=== OBJECTIVE ===
Give the entries again, word for word.

=== MATERIAL SHOWN ===
- - - -

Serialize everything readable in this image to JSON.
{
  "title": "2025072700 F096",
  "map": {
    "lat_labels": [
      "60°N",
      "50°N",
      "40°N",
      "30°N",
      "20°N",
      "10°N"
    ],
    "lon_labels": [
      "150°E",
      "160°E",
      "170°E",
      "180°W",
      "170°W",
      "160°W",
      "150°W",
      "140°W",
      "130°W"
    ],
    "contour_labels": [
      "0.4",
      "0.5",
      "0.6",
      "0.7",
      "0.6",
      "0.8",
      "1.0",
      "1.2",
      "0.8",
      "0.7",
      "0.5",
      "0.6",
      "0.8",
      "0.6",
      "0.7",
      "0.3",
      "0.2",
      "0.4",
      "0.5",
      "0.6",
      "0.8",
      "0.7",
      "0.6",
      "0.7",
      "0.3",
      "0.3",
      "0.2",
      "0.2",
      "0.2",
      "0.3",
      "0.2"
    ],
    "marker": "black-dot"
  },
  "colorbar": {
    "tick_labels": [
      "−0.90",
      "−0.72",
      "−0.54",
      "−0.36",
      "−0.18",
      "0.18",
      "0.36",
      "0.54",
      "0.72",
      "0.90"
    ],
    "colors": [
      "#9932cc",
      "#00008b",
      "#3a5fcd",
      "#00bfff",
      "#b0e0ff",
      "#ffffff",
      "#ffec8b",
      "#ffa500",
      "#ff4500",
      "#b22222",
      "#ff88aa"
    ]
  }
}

- - - -

=== TASK RESULT ===
Serialize everything readable in this image to JSON.
{
  "title": "2025072700 F096",
  "map": {
    "lat_labels": [
      "60°N",
      "50°N",
      "40°N",
      "30°N",
      "20°N",
      "10°N"
    ],
    "lon_labels": [
      "150°E",
      "160°E",
      "170°E",
      "180°W",
      "170°W",
      "160°W",
      "150°W",
      "140°W",
      "130°W"
    ],
    "contour_labels": [
      "0.4",
      "0.5",
      "0.6",
      "0.7",
      "0.6",
      "0.8",
      "1.0",
      "1.2",
      "0.8",
      "0.7",
      "0.5",
      "0.6",
      "0.8",
      "0.6",
      "0.7",
      "0.3",
      "0.2",
      "0.4",
      "0.5",
      "0.6",
      "0.8",
      "0.7",
      "0.6",
      "0.7",
      "0.3",
      "0.3",
      "0.2",
      "0.2",
      "0.2",
      "0.3",
      "0.2"
    ],
    "marker": "black-dot"
  },
  "colorbar": {
    "tick_labels": [
      "−0.90",
      "−0.72",
      "−0.54",
      "−0.36",
      "−0.18",
      "0.18",
      "0.36",
      "0.54",
      "0.72",
      "0.90"
    ],
    "colors": [
      "#9932cc",
      "#00008b",
      "#3a5fcd",
      "#00bfff",
      "#b0e0ff",
      "#ffffff",
      "#ffec8b",
      "#ffa500",
      "#ff4500",
      "#b22222",
      "#ff88aa"
    ]
  }
}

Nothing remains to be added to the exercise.